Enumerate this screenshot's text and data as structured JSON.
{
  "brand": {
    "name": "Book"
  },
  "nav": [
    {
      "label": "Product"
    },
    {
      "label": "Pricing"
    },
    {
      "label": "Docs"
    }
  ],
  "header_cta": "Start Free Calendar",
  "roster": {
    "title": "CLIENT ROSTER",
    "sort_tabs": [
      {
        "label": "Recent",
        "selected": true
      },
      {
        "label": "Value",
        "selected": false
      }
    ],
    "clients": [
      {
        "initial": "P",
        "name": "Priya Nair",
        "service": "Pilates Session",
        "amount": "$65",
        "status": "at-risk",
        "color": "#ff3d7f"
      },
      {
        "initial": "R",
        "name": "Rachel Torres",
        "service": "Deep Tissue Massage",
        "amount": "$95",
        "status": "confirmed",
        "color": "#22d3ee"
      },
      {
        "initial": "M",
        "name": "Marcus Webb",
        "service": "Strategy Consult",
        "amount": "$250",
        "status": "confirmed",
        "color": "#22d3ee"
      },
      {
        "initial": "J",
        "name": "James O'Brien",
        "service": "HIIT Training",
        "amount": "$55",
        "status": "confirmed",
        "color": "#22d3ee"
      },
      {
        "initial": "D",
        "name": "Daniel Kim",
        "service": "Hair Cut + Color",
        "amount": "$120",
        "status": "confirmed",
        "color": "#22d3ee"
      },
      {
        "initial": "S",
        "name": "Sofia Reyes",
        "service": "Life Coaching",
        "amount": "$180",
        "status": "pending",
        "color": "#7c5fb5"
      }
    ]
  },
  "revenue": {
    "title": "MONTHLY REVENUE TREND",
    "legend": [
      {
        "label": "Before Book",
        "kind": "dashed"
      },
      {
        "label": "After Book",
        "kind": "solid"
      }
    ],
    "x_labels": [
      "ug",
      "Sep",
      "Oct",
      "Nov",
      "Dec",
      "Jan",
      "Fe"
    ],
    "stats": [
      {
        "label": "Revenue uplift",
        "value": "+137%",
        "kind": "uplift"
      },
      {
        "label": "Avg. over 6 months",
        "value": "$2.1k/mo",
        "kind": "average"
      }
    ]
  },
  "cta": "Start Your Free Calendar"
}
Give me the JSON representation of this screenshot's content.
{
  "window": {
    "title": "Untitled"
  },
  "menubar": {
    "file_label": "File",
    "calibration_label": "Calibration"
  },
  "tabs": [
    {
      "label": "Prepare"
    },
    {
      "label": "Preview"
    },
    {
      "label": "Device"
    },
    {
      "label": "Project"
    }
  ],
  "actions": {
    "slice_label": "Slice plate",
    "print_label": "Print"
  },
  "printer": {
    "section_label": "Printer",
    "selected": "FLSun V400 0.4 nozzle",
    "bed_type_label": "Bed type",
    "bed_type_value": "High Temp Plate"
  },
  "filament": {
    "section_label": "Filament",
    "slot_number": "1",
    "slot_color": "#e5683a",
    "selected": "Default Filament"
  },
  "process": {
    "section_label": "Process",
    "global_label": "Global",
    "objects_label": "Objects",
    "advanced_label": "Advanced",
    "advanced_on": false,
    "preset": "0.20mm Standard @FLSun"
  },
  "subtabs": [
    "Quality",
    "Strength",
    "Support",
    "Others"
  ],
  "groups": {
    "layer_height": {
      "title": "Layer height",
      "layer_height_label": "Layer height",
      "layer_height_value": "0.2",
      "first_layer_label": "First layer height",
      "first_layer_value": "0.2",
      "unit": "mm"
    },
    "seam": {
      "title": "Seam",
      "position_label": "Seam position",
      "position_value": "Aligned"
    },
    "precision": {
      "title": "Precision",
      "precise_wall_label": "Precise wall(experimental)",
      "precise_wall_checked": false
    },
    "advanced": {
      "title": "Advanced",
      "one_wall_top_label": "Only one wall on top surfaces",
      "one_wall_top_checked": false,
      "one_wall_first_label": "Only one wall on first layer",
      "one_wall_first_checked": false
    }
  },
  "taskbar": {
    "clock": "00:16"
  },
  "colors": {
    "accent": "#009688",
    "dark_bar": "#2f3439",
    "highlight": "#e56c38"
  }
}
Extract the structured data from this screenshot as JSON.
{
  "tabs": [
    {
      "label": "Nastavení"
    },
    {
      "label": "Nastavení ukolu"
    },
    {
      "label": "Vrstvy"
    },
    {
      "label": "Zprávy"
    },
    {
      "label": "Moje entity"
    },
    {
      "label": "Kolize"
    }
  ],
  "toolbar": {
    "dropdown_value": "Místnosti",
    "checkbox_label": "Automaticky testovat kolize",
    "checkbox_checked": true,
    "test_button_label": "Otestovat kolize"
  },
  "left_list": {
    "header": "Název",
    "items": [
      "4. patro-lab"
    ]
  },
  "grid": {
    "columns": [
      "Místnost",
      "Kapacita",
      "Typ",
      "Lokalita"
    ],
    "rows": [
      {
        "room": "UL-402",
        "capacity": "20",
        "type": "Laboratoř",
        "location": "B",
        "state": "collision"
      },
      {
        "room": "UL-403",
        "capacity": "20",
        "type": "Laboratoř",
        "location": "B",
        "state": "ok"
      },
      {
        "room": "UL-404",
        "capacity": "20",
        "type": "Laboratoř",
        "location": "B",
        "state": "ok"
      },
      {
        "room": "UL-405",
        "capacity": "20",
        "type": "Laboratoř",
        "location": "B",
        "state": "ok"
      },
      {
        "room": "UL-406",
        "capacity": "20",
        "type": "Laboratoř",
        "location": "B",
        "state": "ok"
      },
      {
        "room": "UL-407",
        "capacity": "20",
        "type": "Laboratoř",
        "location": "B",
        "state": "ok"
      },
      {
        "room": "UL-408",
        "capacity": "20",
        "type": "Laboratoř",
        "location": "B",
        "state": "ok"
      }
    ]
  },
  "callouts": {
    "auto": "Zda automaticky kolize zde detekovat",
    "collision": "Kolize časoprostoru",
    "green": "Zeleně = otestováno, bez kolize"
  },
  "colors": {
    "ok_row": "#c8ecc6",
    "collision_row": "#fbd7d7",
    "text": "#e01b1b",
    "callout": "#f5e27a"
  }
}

※ ※ ※

■ **Exercise instructions**:
Only lines that contain the word "JSON" are wanted; copy each of them.

■ **Answer to the task**:
Enumerate this screenshot's text and data as structured JSON.
Give me the JSON representation of this screenshot's content.
Extract the structured data from this screenshot as JSON.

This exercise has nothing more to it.